Starting with the first line of the entries and ending with the line that contains "code-listing-7-5-start: -- Define", both included, render the lines as a Markdown table with the columns Row and Line. Give each line's number under Row and the line itself under Line, and leave out blank lines.

[Begin Information supplied]

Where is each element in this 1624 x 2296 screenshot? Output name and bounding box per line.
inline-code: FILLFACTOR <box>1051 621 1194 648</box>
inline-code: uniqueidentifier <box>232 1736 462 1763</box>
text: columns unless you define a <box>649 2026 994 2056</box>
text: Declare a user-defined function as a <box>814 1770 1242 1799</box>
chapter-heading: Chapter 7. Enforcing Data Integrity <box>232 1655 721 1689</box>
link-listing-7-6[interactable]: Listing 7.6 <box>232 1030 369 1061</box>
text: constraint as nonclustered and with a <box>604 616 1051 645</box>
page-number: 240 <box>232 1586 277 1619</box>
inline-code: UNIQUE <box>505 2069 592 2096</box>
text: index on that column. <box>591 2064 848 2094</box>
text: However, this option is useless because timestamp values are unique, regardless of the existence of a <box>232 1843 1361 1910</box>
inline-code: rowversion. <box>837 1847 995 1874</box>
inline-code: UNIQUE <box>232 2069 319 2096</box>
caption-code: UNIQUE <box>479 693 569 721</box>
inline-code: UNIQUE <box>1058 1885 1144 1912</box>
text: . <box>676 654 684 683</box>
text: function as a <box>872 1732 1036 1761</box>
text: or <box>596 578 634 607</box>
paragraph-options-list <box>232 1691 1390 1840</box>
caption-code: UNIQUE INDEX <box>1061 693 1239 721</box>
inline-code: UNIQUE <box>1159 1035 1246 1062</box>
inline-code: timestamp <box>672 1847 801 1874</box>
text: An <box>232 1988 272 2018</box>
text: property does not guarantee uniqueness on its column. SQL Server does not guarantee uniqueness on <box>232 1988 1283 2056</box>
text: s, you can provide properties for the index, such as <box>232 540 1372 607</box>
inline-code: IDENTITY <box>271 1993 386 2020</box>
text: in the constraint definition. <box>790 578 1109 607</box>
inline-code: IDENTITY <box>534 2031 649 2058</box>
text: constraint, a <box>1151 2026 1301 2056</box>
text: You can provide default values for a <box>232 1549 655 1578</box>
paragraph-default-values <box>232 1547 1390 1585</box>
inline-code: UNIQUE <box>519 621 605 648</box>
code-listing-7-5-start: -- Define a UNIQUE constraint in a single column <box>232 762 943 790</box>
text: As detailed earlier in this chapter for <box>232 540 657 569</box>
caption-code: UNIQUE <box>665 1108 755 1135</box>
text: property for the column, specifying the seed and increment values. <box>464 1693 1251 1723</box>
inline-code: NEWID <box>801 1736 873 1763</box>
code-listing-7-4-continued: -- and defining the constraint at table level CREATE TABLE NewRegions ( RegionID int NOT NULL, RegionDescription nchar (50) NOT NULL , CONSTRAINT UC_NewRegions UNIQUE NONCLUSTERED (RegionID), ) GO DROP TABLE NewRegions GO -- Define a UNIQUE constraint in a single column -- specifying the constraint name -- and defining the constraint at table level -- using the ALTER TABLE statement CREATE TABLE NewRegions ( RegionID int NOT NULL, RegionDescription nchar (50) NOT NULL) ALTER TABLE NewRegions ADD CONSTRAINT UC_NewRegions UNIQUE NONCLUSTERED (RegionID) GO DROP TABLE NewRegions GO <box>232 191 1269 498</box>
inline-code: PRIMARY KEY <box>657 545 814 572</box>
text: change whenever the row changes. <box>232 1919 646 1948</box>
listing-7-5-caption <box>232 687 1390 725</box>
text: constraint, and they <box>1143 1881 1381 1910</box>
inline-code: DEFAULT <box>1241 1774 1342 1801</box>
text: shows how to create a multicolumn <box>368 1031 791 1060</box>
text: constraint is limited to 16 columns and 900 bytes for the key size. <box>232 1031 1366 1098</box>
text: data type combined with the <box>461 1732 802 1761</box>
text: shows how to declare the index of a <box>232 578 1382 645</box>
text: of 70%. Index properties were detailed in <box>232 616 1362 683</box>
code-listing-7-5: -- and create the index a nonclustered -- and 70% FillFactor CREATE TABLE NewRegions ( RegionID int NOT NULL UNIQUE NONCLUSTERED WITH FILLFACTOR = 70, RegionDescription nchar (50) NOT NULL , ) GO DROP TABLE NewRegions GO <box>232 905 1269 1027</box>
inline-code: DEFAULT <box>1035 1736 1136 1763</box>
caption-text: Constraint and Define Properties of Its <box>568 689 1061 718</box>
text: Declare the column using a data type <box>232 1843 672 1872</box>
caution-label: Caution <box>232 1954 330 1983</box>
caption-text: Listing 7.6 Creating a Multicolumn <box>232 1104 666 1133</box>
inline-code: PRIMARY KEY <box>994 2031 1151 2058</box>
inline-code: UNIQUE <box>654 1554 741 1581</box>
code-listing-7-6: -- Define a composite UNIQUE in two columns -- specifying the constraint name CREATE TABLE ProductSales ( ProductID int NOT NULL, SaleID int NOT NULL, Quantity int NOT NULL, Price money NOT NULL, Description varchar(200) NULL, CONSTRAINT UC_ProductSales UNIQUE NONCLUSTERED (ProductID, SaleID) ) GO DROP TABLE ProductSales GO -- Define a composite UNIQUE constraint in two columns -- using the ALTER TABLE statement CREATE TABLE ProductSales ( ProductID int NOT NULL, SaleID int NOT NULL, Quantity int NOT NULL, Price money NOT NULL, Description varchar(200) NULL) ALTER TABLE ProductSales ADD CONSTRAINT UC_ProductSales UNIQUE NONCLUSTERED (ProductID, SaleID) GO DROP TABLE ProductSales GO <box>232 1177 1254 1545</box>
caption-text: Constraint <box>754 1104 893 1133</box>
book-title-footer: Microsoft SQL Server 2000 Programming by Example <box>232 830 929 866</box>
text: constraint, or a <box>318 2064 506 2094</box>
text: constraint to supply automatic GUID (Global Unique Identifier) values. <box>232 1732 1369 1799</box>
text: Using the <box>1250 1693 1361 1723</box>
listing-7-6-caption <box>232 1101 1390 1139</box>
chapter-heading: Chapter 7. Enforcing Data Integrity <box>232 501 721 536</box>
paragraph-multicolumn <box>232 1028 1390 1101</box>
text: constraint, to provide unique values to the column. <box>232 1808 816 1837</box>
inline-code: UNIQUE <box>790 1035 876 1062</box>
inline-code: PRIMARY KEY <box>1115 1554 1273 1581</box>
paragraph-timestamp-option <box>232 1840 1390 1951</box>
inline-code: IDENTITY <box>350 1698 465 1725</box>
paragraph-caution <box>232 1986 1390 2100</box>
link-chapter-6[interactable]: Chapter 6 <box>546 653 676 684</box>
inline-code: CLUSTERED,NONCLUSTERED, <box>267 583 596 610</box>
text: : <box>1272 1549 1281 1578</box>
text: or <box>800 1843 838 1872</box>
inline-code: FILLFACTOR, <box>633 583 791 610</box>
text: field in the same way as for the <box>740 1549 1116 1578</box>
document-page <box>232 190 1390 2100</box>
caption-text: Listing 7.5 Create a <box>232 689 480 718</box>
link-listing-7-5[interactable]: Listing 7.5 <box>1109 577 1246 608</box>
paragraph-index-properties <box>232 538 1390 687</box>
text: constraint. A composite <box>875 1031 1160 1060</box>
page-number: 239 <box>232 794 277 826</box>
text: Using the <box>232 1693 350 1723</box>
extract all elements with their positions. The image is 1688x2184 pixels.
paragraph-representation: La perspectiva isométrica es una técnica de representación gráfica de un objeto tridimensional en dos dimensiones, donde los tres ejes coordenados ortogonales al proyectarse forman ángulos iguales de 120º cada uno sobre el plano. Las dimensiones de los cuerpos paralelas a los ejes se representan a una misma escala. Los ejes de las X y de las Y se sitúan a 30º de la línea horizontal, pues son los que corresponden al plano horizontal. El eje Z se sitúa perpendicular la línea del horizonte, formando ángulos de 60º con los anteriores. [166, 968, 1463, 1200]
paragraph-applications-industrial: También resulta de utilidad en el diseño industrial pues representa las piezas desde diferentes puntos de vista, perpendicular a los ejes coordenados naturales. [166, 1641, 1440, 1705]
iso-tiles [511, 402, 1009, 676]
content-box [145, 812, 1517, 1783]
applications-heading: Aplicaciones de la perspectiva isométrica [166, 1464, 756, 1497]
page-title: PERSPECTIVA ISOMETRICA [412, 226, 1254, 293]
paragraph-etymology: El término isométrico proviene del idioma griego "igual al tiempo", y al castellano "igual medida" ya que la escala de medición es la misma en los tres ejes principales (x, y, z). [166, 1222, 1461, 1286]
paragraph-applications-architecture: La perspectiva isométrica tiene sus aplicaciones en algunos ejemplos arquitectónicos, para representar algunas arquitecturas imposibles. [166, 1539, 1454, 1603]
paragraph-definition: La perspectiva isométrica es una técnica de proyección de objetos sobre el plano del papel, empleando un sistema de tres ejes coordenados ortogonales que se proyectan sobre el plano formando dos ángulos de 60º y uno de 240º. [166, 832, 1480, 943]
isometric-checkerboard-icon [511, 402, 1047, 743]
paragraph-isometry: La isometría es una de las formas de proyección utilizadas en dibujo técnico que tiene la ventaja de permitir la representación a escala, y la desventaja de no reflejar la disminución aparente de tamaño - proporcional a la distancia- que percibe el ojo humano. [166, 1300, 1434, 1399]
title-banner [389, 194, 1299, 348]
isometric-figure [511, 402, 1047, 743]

[End Information supplied]

▶ [Exercise result]
| Row | Line |
|---|---|
| 1 | Where is each element in this 1624 x 2296 screenshot? Output name and bounding box per line. |
| 2 | inline-code: FILLFACTOR <box>1051 621 1194 648</box> |
| 3 | inline-code: uniqueidentifier <box>232 1736 462 1763</box> |
| 4 | text: columns unless you define a <box>649 2026 994 2056</box> |
| 5 | text: Declare a user-defined function as a <box>814 1770 1242 1799</box> |
| 6 | chapter-heading: Chapter 7. Enforcing Data Integrity <box>232 1655 721 1689</box> |
| 7 | link-listing-7-6[interactable]: Listing 7.6 <box>232 1030 369 1061</box> |
| 8 | text: constraint as nonclustered and with a <box>604 616 1051 645</box> |
| 9 | page-number: 240 <box>232 1586 277 1619</box> |
| 10 | inline-code: UNIQUE <box>505 2069 592 2096</box> |
| 11 | text: index on that column. <box>591 2064 848 2094</box> |
| 12 | text: However, this option is useless because timestamp values are unique, regardless of the existence of a <box>232 1843 1361 1910</box> |
| 13 | inline-code: rowversion. <box>837 1847 995 1874</box> |
| 14 | inline-code: UNIQUE <box>232 2069 319 2096</box> |
| 15 | caption-code: UNIQUE <box>479 693 569 721</box> |
| 16 | inline-code: UNIQUE <box>1058 1885 1144 1912</box> |
| 17 | text: . <box>676 654 684 683</box> |
| 18 | text: function as a <box>872 1732 1036 1761</box> |
| 19 | text: or <box>596 578 634 607</box> |
| 20 | paragraph-options-list <box>232 1691 1390 1840</box> |
| 21 | caption-code: UNIQUE INDEX <box>1061 693 1239 721</box> |
| 22 | inline-code: UNIQUE <box>1159 1035 1246 1062</box> |
| 23 | inline-code: timestamp <box>672 1847 801 1874</box> |
| 24 | text: An <box>232 1988 272 2018</box> |
| 25 | text: property does not guarantee uniqueness on its column. SQL Server does not guarantee uniqueness on <box>232 1988 1283 2056</box> |
| 26 | text: s, you can provide properties for the index, such as <box>232 540 1372 607</box> |
| 27 | inline-code: IDENTITY <box>271 1993 386 2020</box> |
| 28 | text: in the constraint definition. <box>790 578 1109 607</box> |
| 29 | inline-code: IDENTITY <box>534 2031 649 2058</box> |
| 30 | text: constraint, a <box>1151 2026 1301 2056</box> |
| 31 | text: You can provide default values for a <box>232 1549 655 1578</box> |
| 32 | paragraph-default-values <box>232 1547 1390 1585</box> |
| 33 | inline-code: UNIQUE <box>519 621 605 648</box> |
| 34 | code-listing-7-5-start: -- Define a UNIQUE constraint in a single column <box>232 762 943 790</box> |